DATASET ENTRIES |
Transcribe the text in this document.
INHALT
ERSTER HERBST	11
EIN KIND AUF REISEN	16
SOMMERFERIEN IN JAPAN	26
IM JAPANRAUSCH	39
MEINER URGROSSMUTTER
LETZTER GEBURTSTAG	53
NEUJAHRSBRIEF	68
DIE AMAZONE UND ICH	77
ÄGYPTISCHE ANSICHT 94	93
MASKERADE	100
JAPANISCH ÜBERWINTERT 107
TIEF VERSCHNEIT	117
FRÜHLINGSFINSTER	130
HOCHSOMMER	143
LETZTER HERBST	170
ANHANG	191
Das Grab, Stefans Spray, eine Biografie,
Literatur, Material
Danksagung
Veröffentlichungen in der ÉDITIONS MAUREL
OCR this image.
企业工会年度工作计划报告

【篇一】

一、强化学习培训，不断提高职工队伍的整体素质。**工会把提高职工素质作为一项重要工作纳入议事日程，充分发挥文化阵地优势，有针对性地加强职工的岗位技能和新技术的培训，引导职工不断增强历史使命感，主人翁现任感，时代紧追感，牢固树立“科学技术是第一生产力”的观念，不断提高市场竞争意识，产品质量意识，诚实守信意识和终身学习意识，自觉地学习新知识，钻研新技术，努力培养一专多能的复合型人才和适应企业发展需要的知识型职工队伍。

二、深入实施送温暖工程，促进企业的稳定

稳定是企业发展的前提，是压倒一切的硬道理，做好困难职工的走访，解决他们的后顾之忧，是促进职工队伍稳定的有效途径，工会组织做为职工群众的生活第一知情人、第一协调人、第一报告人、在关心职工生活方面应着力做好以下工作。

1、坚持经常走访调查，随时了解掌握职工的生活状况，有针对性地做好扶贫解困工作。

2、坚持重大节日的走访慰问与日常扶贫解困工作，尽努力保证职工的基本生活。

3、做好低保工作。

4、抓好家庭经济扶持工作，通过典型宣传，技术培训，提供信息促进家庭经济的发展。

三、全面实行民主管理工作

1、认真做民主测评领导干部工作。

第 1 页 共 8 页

DIRECTION | Please give back all of the records exactly as written.

ANSWER FOR THE TASK |
Transcribe the text in this document.
INHALT
ERSTER HERBST	11
EIN KIND AUF REISEN	16
SOMMERFERIEN IN JAPAN	26
IM JAPANRAUSCH	39
MEINER URGROSSMUTTER
LETZTER GEBURTSTAG	53
NEUJAHRSBRIEF	68
DIE AMAZONE UND ICH	77
ÄGYPTISCHE ANSICHT 94	93
MASKERADE	100
JAPANISCH ÜBERWINTERT 107
TIEF VERSCHNEIT	117
FRÜHLINGSFINSTER	130
HOCHSOMMER	143
LETZTER HERBST	170
ANHANG	191
Das Grab, Stefans Spray, eine Biografie,
Literatur, Material
Danksagung
Veröffentlichungen in der ÉDITIONS MAUREL
OCR this image.
企业工会年度工作计划报告

【篇一】

一、强化学习培训，不断提高职工队伍的整体素质。**工会把提高职工素质作为一项重要工作纳入议事日程，充分发挥文化阵地优势，有针对性地加强职工的岗位技能和新技术的培训，引导职工不断增强历史使命感，主人翁现任感，时代紧追感，牢固树立“科学技术是第一生产力”的观念，不断提高市场竞争意识，产品质量意识，诚实守信意识和终身学习意识，自觉地学习新知识，钻研新技术，努力培养一专多能的复合型人才和适应企业发展需要的知识型职工队伍。

二、深入实施送温暖工程，促进企业的稳定

稳定是企业发展的前提，是压倒一切的硬道理，做好困难职工的走访，解决他们的后顾之忧，是促进职工队伍稳定的有效途径，工会组织做为职工群众的生活第一知情人、第一协调人、第一报告人、在关心职工生活方面应着力做好以下工作。

1、坚持经常走访调查，随时了解掌握职工的生活状况，有针对性地做好扶贫解困工作。

2、坚持重大节日的走访慰问与日常扶贫解困工作，尽努力保证职工的基本生活。

3、做好低保工作。

4、抓好家庭经济扶持工作，通过典型宣传，技术培训，提供信息促进家庭经济的发展。

三、全面实行民主管理工作

1、认真做民主测评领导干部工作。

第 1 页 共 8 页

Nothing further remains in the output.